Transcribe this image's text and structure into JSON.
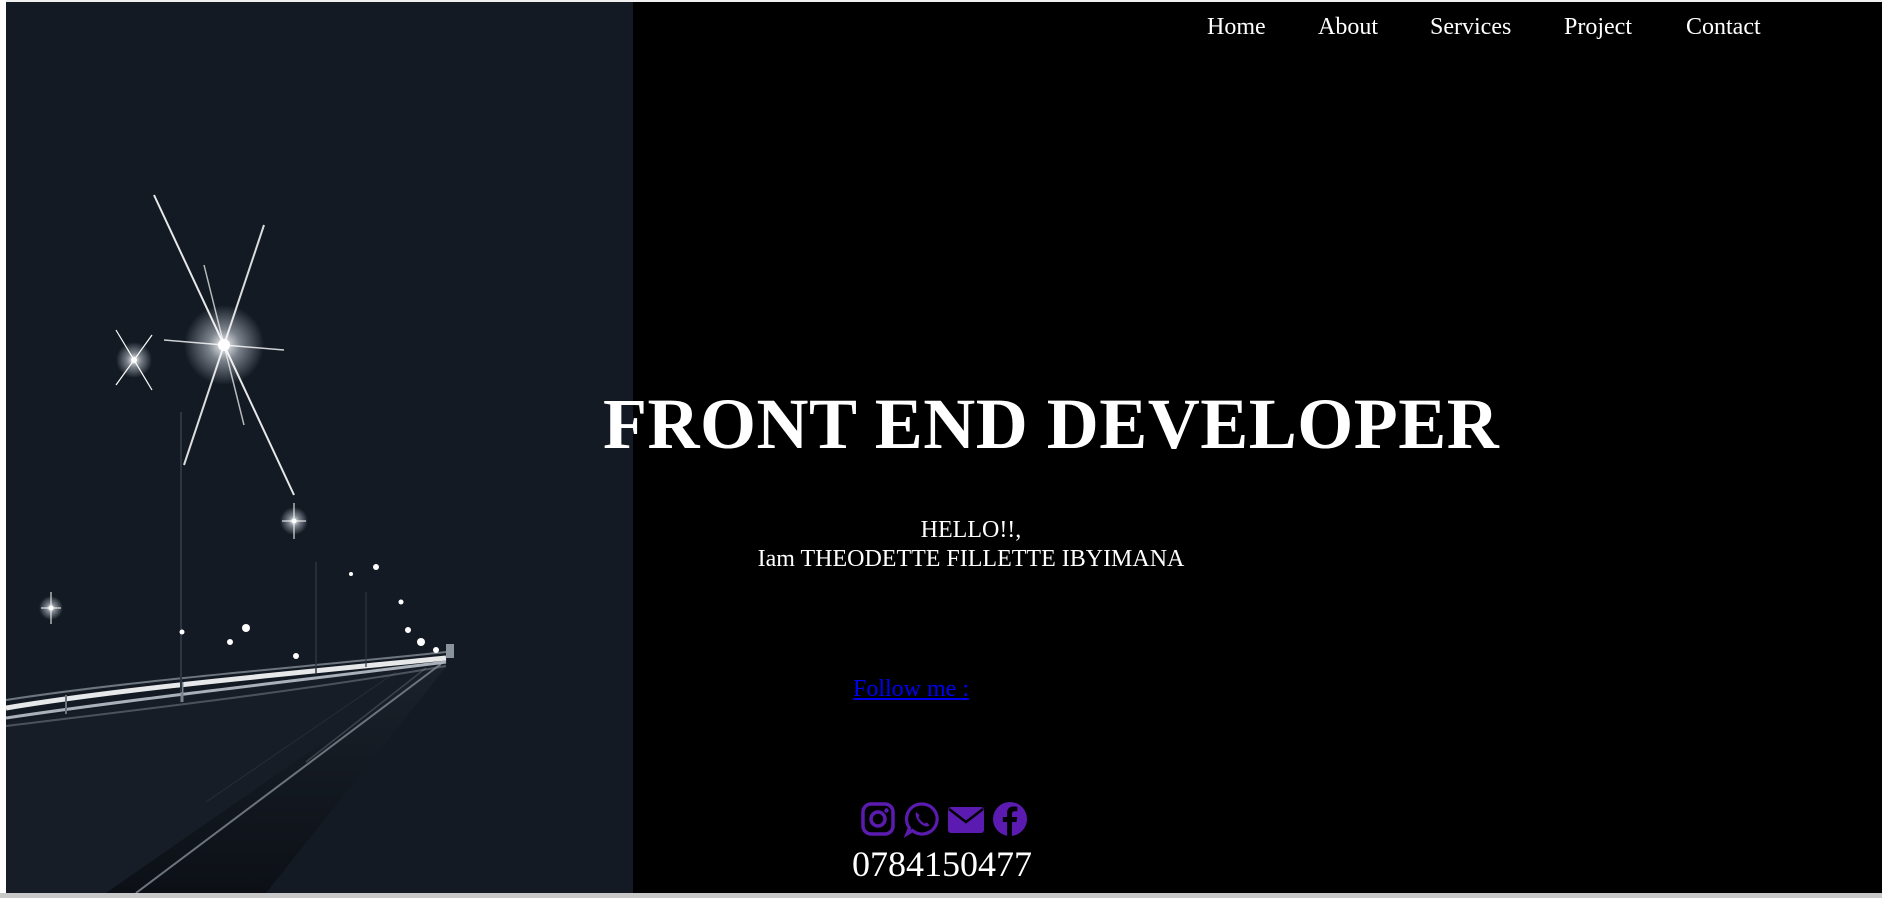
{
  "nav": {
    "items": [
      {
        "label": "Home"
      },
      {
        "label": "About"
      },
      {
        "label": "Services"
      },
      {
        "label": "Project"
      },
      {
        "label": "Contact"
      }
    ]
  },
  "hero": {
    "headline": "FRONT END DEVELOPER",
    "greeting_line1": "HELLO!!,",
    "greeting_line2": "Iam THEODETTE FILLETTE IBYIMANA",
    "follow_label": "Follow me :",
    "phone": "0784150477"
  },
  "socials": [
    {
      "icon": "instagram-icon"
    },
    {
      "icon": "whatsapp-icon"
    },
    {
      "icon": "envelope-icon"
    },
    {
      "icon": "facebook-icon"
    }
  ],
  "colors": {
    "background": "#000000",
    "text": "#ffffff",
    "link": "#0000ee",
    "icon": "#5b1bb0",
    "image_bg": "#131a23"
  }
}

────────────────────────────────────────

### TASK BRIEF
Select the lines that carry the string "icon" and copy them.

### PROBLEM SOLUTION
      "icon": "instagram-icon"
      "icon": "whatsapp-icon"
      "icon": "envelope-icon"
      "icon": "facebook-icon"
    "icon": "#5b1bb0",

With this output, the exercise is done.